▼

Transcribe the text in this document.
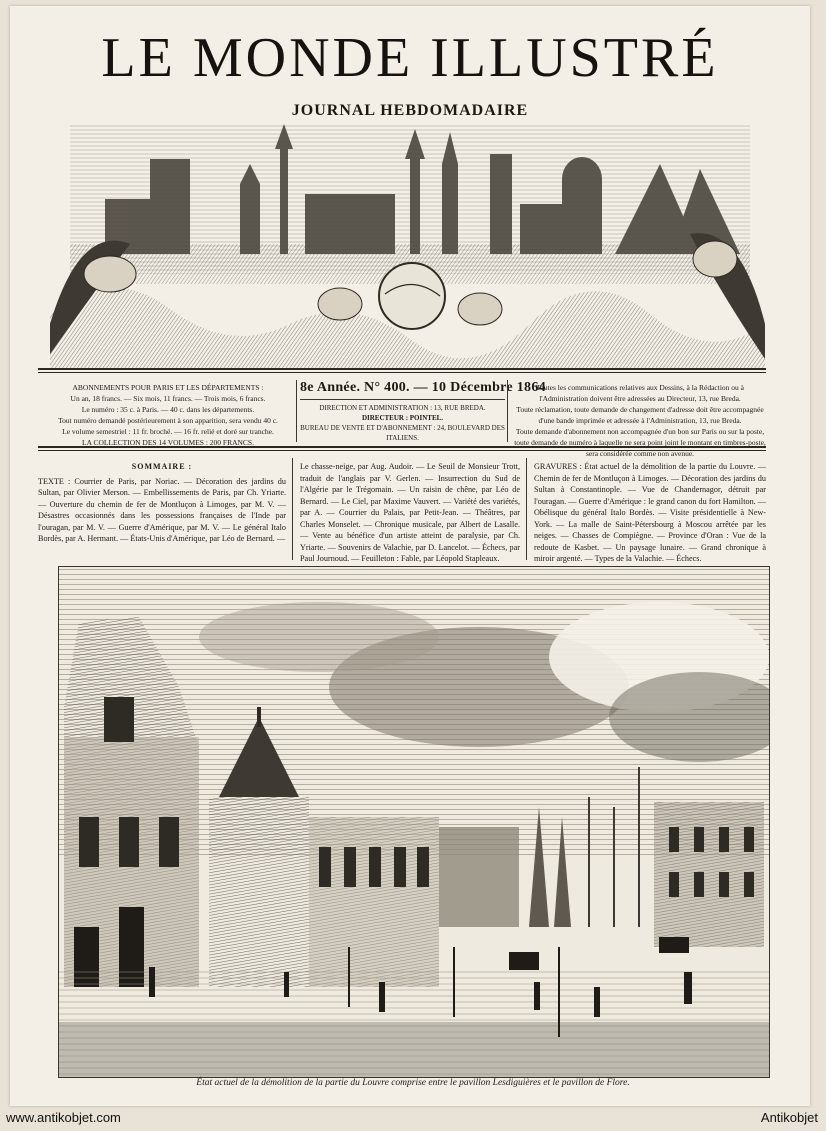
LE MONDE ILLUSTRÉ
JOURNAL HEBDOMADAIRE
ABONNEMENTS POUR PARIS ET LES DÉPARTEMENTS :
Un an, 18 francs. — Six mois, 11 francs. — Trois mois, 6 francs.
Le numéro : 35 c. à Paris. — 40 c. dans les départements.
Tout numéro demandé postérieurement à son apparition, sera vendu 40 c.
Le volume semestriel : 11 fr. broché. — 16 fr. relié et doré sur tranche.
LA COLLECTION DES 14 VOLUMES : 200 FRANCS.
8e Année. N° 400. — 10 Décembre 1864
DIRECTION ET ADMINISTRATION : 13, RUE BREDA.
DIRECTEUR : POINTEL.
BUREAU DE VENTE ET D'ABONNEMENT : 24, BOULEVARD DES ITALIENS.
Toutes les communications relatives aux Dessins, à la Rédaction ou à l'Administration doivent être adressées au Directeur, 13, rue Breda.
Toute réclamation, toute demande de changement d'adresse doit être accompagnée d'une bande imprimée et adressée à l'Administration, 13, rue Breda.
Toute demande d'abonnement non accompagnée d'un bon sur Paris ou sur la poste, toute demande de numéro à laquelle ne sera point joint le montant en timbres-poste, sera considérée comme non avenue.
SOMMAIRE :
TEXTE : Courrier de Paris, par Noriac. — Décoration des jardins du Sultan, par Olivier Merson. — Embellissements de Paris, par Ch. Yriarte. — Ouverture du chemin de fer de Montluçon à Limoges, par M. V. — Désastres occasionnés dans les possessions françaises de l'Inde par l'ouragan, par M. V. — Guerre d'Amérique, par M. V. — Le général Italo Bordès, par A. Hermant. — États-Unis d'Amérique, par Léo de Bernard. —
Le chasse-neige, par Aug. Audoir. — Le Seuil de Monsieur Trott, traduit de l'anglais par V. Gerlen. — Insurrection du Sud de l'Algérie par le Trégomain. — Un raisin de chêne, par Léo de Bernard. — Le Ciel, par Maxime Vauvert. — Variété des variétés, par A. — Courrier du Palais, par Petit-Jean. — Théâtres, par Charles Monselet. — Chronique musicale, par Albert de Lasalle. — Vente au bénéfice d'un artiste atteint de paralysie, par Ch. Yriarte. — Souvenirs de Valachie, par D. Lancelot. — Échecs, par Paul Journoud. — Feuilleton : Fable, par Léopold Stapleaux.
GRAVURES : État actuel de la démolition de la partie du Louvre. — Chemin de fer de Montluçon à Limoges. — Décoration des jardins du Sultan à Constantinople. — Vue de Chandernagor, détruit par l'ouragan. — Guerre d'Amérique : le grand canon du fort Hamilton. — Obélisque du général Italo Bordès. — Visite présidentielle à New-York. — La malle de Saint-Pétersbourg à Moscou arrêtée par les neiges. — Chasses de Compiègne. — Province d'Oran : Vue de la redoute de Kasbet. — Un paysage lunaire. — Grand chronique à miroir argenté. — Types de la Valachie. — Échecs.
État actuel de la démolition de la partie du Louvre comprise entre le pavillon Lesdiguières et le pavillon de Flore.
www.antikobjet.com	Antikobjet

▲

What is the number of lines in these records that contain "être"? Reply with the number only.

WRITTEN RESPONSE => 2